● **PROBLEM**
Your task is to repeat the entries exactly. Leave the pictures out.

Start

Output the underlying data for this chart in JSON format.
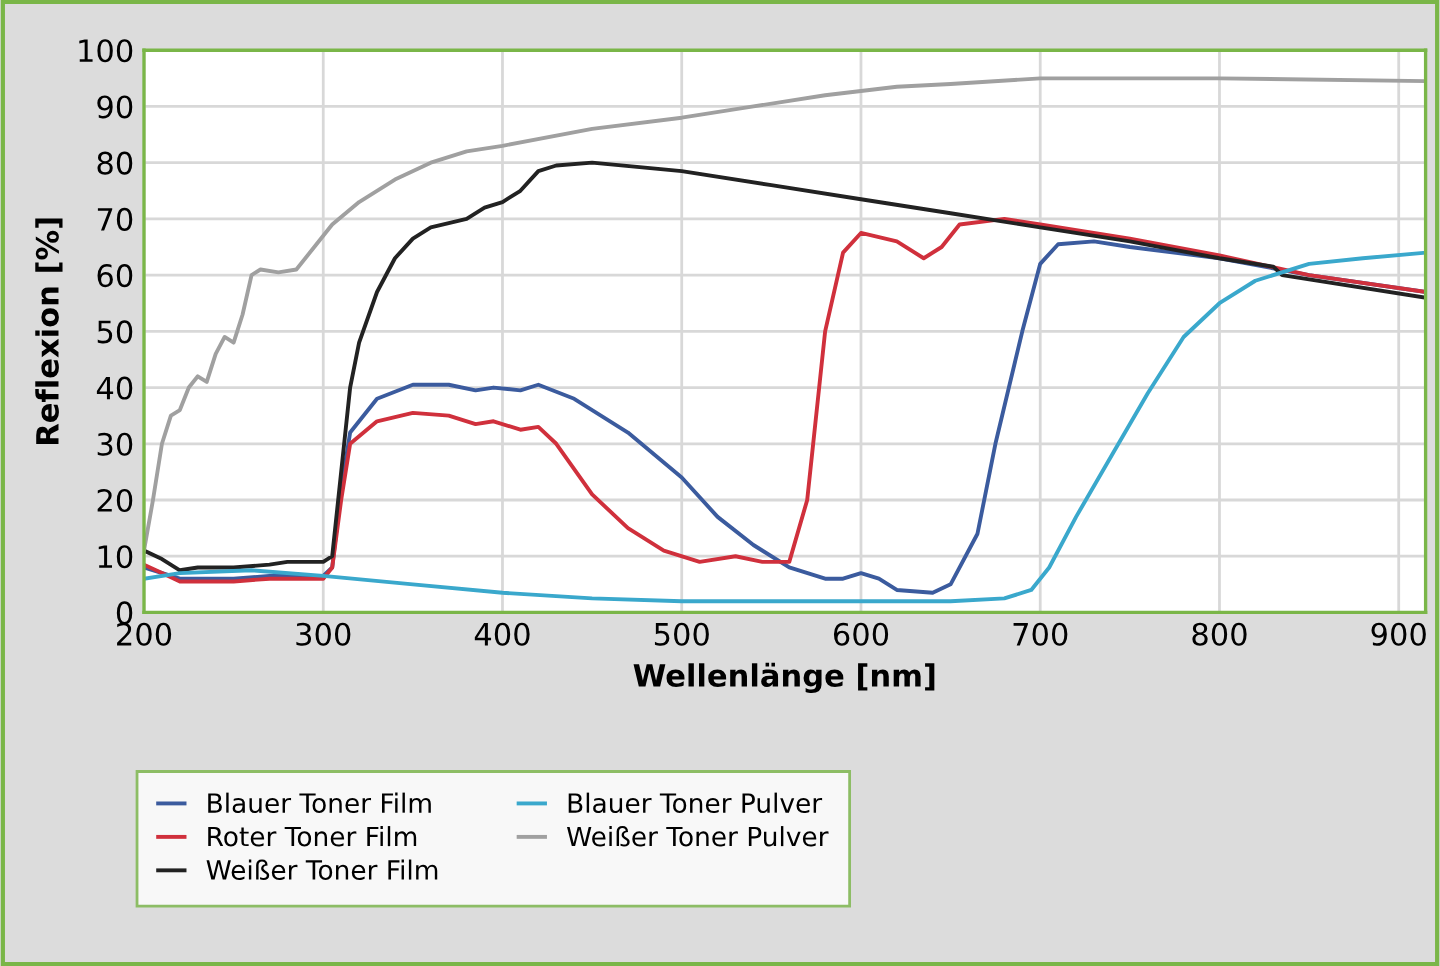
{
  "chart_data": {
    "type": "line",
    "xlabel": "Wellenlänge [nm]",
    "ylabel": "Reflexion [%]",
    "xlim": [
      200,
      915
    ],
    "ylim": [
      0,
      100
    ],
    "xticks": [
      200,
      300,
      400,
      500,
      600,
      700,
      800,
      900
    ],
    "yticks": [
      0,
      10,
      20,
      30,
      40,
      50,
      60,
      70,
      80,
      90,
      100
    ],
    "grid": true,
    "legend": "bottom",
    "marker": "none",
    "line_style": "solid",
    "series": [
      {
        "name": "Blauer Toner Film",
        "color": "#3b5b9e",
        "x": [
          200,
          220,
          250,
          270,
          300,
          305,
          310,
          315,
          330,
          350,
          370,
          385,
          395,
          410,
          420,
          440,
          470,
          500,
          520,
          540,
          560,
          580,
          590,
          600,
          610,
          620,
          640,
          650,
          665,
          675,
          690,
          700,
          710,
          730,
          750,
          800,
          850,
          915
        ],
        "values": [
          8,
          6,
          6,
          6.5,
          6.5,
          8,
          22,
          32,
          38,
          40.5,
          40.5,
          39.5,
          40,
          39.5,
          40.5,
          38,
          32,
          24,
          17,
          12,
          8,
          6,
          6,
          7,
          6,
          4,
          3.5,
          5,
          14,
          30,
          50,
          62,
          65.5,
          66,
          65,
          63,
          60,
          57
        ]
      },
      {
        "name": "Roter Toner Film",
        "color": "#d0303c",
        "x": [
          200,
          210,
          220,
          250,
          270,
          300,
          305,
          310,
          315,
          330,
          350,
          370,
          385,
          395,
          410,
          420,
          430,
          450,
          470,
          490,
          510,
          530,
          545,
          560,
          570,
          580,
          590,
          600,
          620,
          635,
          645,
          655,
          680,
          700,
          750,
          800,
          850,
          915
        ],
        "values": [
          8.5,
          7,
          5.5,
          5.5,
          6,
          6,
          8,
          20,
          30,
          34,
          35.5,
          35,
          33.5,
          34,
          32.5,
          33,
          30,
          21,
          15,
          11,
          9,
          10,
          9,
          9,
          20,
          50,
          64,
          67.5,
          66,
          63,
          65,
          69,
          70,
          69,
          66.5,
          63.5,
          60,
          57
        ]
      },
      {
        "name": "Weißer Toner Film",
        "color": "#222222",
        "x": [
          200,
          210,
          220,
          230,
          250,
          270,
          280,
          300,
          305,
          310,
          315,
          320,
          330,
          340,
          350,
          360,
          380,
          390,
          400,
          410,
          420,
          430,
          450,
          500,
          550,
          600,
          650,
          700,
          750,
          800,
          830,
          835,
          915
        ],
        "values": [
          11,
          9.5,
          7.5,
          8,
          8,
          8.5,
          9,
          9,
          10,
          25,
          40,
          48,
          57,
          63,
          66.5,
          68.5,
          70,
          72,
          73,
          75,
          78.5,
          79.5,
          80,
          78.5,
          76,
          73.5,
          71,
          68.5,
          66,
          63,
          61.5,
          60,
          56
        ]
      },
      {
        "name": "Blauer Toner Pulver",
        "color": "#3aa8cc",
        "x": [
          200,
          220,
          260,
          300,
          350,
          400,
          450,
          500,
          600,
          650,
          680,
          695,
          705,
          720,
          740,
          760,
          780,
          800,
          820,
          850,
          880,
          915
        ],
        "values": [
          6,
          7,
          7.5,
          6.5,
          5,
          3.5,
          2.5,
          2,
          2,
          2,
          2.5,
          4,
          8,
          17,
          28,
          39,
          49,
          55,
          59,
          62,
          63,
          64
        ]
      },
      {
        "name": "Weißer Toner Pulver",
        "color": "#a0a0a0",
        "x": [
          200,
          205,
          210,
          215,
          220,
          225,
          230,
          235,
          240,
          245,
          250,
          255,
          260,
          265,
          275,
          285,
          295,
          305,
          320,
          340,
          360,
          380,
          400,
          450,
          500,
          540,
          580,
          620,
          650,
          700,
          800,
          915
        ],
        "values": [
          11,
          20,
          30,
          35,
          36,
          40,
          42,
          41,
          46,
          49,
          48,
          53,
          60,
          61,
          60.5,
          61,
          65,
          69,
          73,
          77,
          80,
          82,
          83,
          86,
          88,
          90,
          92,
          93.5,
          94,
          95,
          95,
          94.5
        ]
      }
    ]
  }
}
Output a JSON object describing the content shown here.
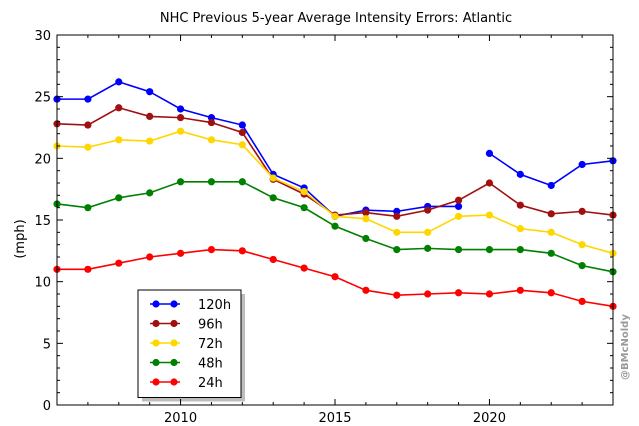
{
  "chart_data": {
    "type": "line",
    "title": "NHC Previous 5-year Average Intensity Errors: Atlantic",
    "xlabel": "",
    "ylabel": "(mph)",
    "xlim": [
      2006,
      2024
    ],
    "ylim": [
      0,
      30
    ],
    "x_ticks": [
      2010,
      2015,
      2020
    ],
    "y_ticks": [
      0,
      5,
      10,
      15,
      20,
      25,
      30
    ],
    "grid": false,
    "legend_position": "bottom-left",
    "x": [
      2006,
      2007,
      2008,
      2009,
      2010,
      2011,
      2012,
      2013,
      2014,
      2015,
      2016,
      2017,
      2018,
      2019,
      2020,
      2021,
      2022,
      2023,
      2024
    ],
    "series": [
      {
        "name": "120h",
        "color": "#0000ff",
        "values": [
          24.8,
          24.8,
          26.2,
          25.4,
          24.0,
          23.3,
          22.7,
          18.7,
          17.6,
          15.3,
          15.8,
          15.7,
          16.1,
          16.1,
          null,
          null,
          null,
          null,
          null
        ]
      },
      {
        "name": "120h",
        "color": "#0000ff",
        "legend": false,
        "values": [
          null,
          null,
          null,
          null,
          null,
          null,
          null,
          null,
          null,
          null,
          null,
          null,
          null,
          null,
          20.4,
          18.7,
          17.8,
          19.5,
          19.8
        ]
      },
      {
        "name": "96h",
        "color": "#a01010",
        "values": [
          22.8,
          22.7,
          24.1,
          23.4,
          23.3,
          22.9,
          22.1,
          18.3,
          17.1,
          15.4,
          15.6,
          15.3,
          15.8,
          16.6,
          18.0,
          16.2,
          15.5,
          15.7,
          15.4
        ]
      },
      {
        "name": "72h",
        "color": "#ffd700",
        "values": [
          21.0,
          20.9,
          21.5,
          21.4,
          22.2,
          21.5,
          21.1,
          18.4,
          17.3,
          15.3,
          15.1,
          14.0,
          14.0,
          15.3,
          15.4,
          14.3,
          14.0,
          13.0,
          12.3
        ]
      },
      {
        "name": "48h",
        "color": "#008000",
        "values": [
          16.3,
          16.0,
          16.8,
          17.2,
          18.1,
          18.1,
          18.1,
          16.8,
          16.0,
          14.5,
          13.5,
          12.6,
          12.7,
          12.6,
          12.6,
          12.6,
          12.3,
          11.3,
          10.8
        ]
      },
      {
        "name": "24h",
        "color": "#ff0000",
        "values": [
          11.0,
          11.0,
          11.5,
          12.0,
          12.3,
          12.6,
          12.5,
          11.8,
          11.1,
          10.4,
          9.3,
          8.9,
          9.0,
          9.1,
          9.0,
          9.3,
          9.1,
          8.4,
          8.0
        ]
      }
    ]
  },
  "watermark": "@BMcNoldy"
}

End

● **SOLUTION**
Output the underlying data for this chart in JSON format.
{
  "chart_data": {
    "type": "line",
    "xlabel": "Wellenlänge [nm]",
    "ylabel": "Reflexion [%]",
    "xlim": [
      200,
      915
    ],
    "ylim": [
      0,
      100
    ],
    "xticks": [
      200,
      300,
      400,
      500,
      600,
      700,
      800,
      900
    ],
    "yticks": [
      0,
      10,
      20,
      30,
      40,
      50,
      60,
      70,
      80,
      90,
      100
    ],
    "grid": true,
    "legend": "bottom",
    "marker": "none",
    "line_style": "solid",
    "series": [
      {
        "name": "Blauer Toner Film",
        "color": "#3b5b9e",
        "x": [
          200,
          220,
          250,
          270,
          300,
          305,
          310,
          315,
          330,
          350,
          370,
          385,
          395,
          410,
          420,
          440,
          470,
          500,
          520,
          540,
          560,
          580,
          590,
          600,
          610,
          620,
          640,
          650,
          665,
          675,
          690,
          700,
          710,
          730,
          750,
          800,
          850,
          915
        ],
        "values": [
          8,
          6,
          6,
          6.5,
          6.5,
          8,
          22,
          32,
          38,
          40.5,
          40.5,
          39.5,
          40,
          39.5,
          40.5,
          38,
          32,
          24,
          17,
          12,
          8,
          6,
          6,
          7,
          6,
          4,
          3.5,
          5,
          14,
          30,
          50,
          62,
          65.5,
          66,
          65,
          63,
          60,
          57
        ]
      },
      {
        "name": "Roter Toner Film",
        "color": "#d0303c",
        "x": [
          200,
          210,
          220,
          250,
          270,
          300,
          305,
          310,
          315,
          330,
          350,
          370,
          385,
          395,
          410,
          420,
          430,
          450,
          470,
          490,
          510,
          530,
          545,
          560,
          570,
          580,
          590,
          600,
          620,
          635,
          645,
          655,
          680,
          700,
          750,
          800,
          850,
          915
        ],
        "values": [
          8.5,
          7,
          5.5,
          5.5,
          6,
          6,
          8,
          20,
          30,
          34,
          35.5,
          35,
          33.5,
          34,
          32.5,
          33,
          30,
          21,
          15,
          11,
          9,
          10,
          9,
          9,
          20,
          50,
          64,
          67.5,
          66,
          63,
          65,
          69,
          70,
          69,
          66.5,
          63.5,
          60,
          57
        ]
      },
      {
        "name": "Weißer Toner Film",
        "color": "#222222",
        "x": [
          200,
          210,
          220,
          230,
          250,
          270,
          280,
          300,
          305,
          310,
          315,
          320,
          330,
          340,
          350,
          360,
          380,
          390,
          400,
          410,
          420,
          430,
          450,
          500,
          550,
          600,
          650,
          700,
          750,
          800,
          830,
          835,
          915
        ],
        "values": [
          11,
          9.5,
          7.5,
          8,
          8,
          8.5,
          9,
          9,
          10,
          25,
          40,
          48,
          57,
          63,
          66.5,
          68.5,
          70,
          72,
          73,
          75,
          78.5,
          79.5,
          80,
          78.5,
          76,
          73.5,
          71,
          68.5,
          66,
          63,
          61.5,
          60,
          56
        ]
      },
      {
        "name": "Blauer Toner Pulver",
        "color": "#3aa8cc",
        "x": [
          200,
          220,
          260,
          300,
          350,
          400,
          450,
          500,
          600,
          650,
          680,
          695,
          705,
          720,
          740,
          760,
          780,
          800,
          820,
          850,
          880,
          915
        ],
        "values": [
          6,
          7,
          7.5,
          6.5,
          5,
          3.5,
          2.5,
          2,
          2,
          2,
          2.5,
          4,
          8,
          17,
          28,
          39,
          49,
          55,
          59,
          62,
          63,
          64
        ]
      },
      {
        "name": "Weißer Toner Pulver",
        "color": "#a0a0a0",
        "x": [
          200,
          205,
          210,
          215,
          220,
          225,
          230,
          235,
          240,
          245,
          250,
          255,
          260,
          265,
          275,
          285,
          295,
          305,
          320,
          340,
          360,
          380,
          400,
          450,
          500,
          540,
          580,
          620,
          650,
          700,
          800,
          915
        ],
        "values": [
          11,
          20,
          30,
          35,
          36,
          40,
          42,
          41,
          46,
          49,
          48,
          53,
          60,
          61,
          60.5,
          61,
          65,
          69,
          73,
          77,
          80,
          82,
          83,
          86,
          88,
          90,
          92,
          93.5,
          94,
          95,
          95,
          94.5
        ]
      }
    ]
  }
}
Output a JSON object describing the content shown here.
{
  "chart_data": {
    "type": "line",
    "title": "NHC Previous 5-year Average Intensity Errors: Atlantic",
    "xlabel": "",
    "ylabel": "(mph)",
    "xlim": [
      2006,
      2024
    ],
    "ylim": [
      0,
      30
    ],
    "x_ticks": [
      2010,
      2015,
      2020
    ],
    "y_ticks": [
      0,
      5,
      10,
      15,
      20,
      25,
      30
    ],
    "grid": false,
    "legend_position": "bottom-left",
    "x": [
      2006,
      2007,
      2008,
      2009,
      2010,
      2011,
      2012,
      2013,
      2014,
      2015,
      2016,
      2017,
      2018,
      2019,
      2020,
      2021,
      2022,
      2023,
      2024
    ],
    "series": [
      {
        "name": "120h",
        "color": "#0000ff",
        "values": [
          24.8,
          24.8,
          26.2,
          25.4,
          24.0,
          23.3,
          22.7,
          18.7,
          17.6,
          15.3,
          15.8,
          15.7,
          16.1,
          16.1,
          null,
          null,
          null,
          null,
          null
        ]
      },
      {
        "name": "120h",
        "color": "#0000ff",
        "legend": false,
        "values": [
          null,
          null,
          null,
          null,
          null,
          null,
          null,
          null,
          null,
          null,
          null,
          null,
          null,
          null,
          20.4,
          18.7,
          17.8,
          19.5,
          19.8
        ]
      },
      {
        "name": "96h",
        "color": "#a01010",
        "values": [
          22.8,
          22.7,
          24.1,
          23.4,
          23.3,
          22.9,
          22.1,
          18.3,
          17.1,
          15.4,
          15.6,
          15.3,
          15.8,
          16.6,
          18.0,
          16.2,
          15.5,
          15.7,
          15.4
        ]
      },
      {
        "name": "72h",
        "color": "#ffd700",
        "values": [
          21.0,
          20.9,
          21.5,
          21.4,
          22.2,
          21.5,
          21.1,
          18.4,
          17.3,
          15.3,
          15.1,
          14.0,
          14.0,
          15.3,
          15.4,
          14.3,
          14.0,
          13.0,
          12.3
        ]
      },
      {
        "name": "48h",
        "color": "#008000",
        "values": [
          16.3,
          16.0,
          16.8,
          17.2,
          18.1,
          18.1,
          18.1,
          16.8,
          16.0,
          14.5,
          13.5,
          12.6,
          12.7,
          12.6,
          12.6,
          12.6,
          12.3,
          11.3,
          10.8
        ]
      },
      {
        "name": "24h",
        "color": "#ff0000",
        "values": [
          11.0,
          11.0,
          11.5,
          12.0,
          12.3,
          12.6,
          12.5,
          11.8,
          11.1,
          10.4,
          9.3,
          8.9,
          9.0,
          9.1,
          9.0,
          9.3,
          9.1,
          8.4,
          8.0
        ]
      }
    ]
  },
  "watermark": "@BMcNoldy"
}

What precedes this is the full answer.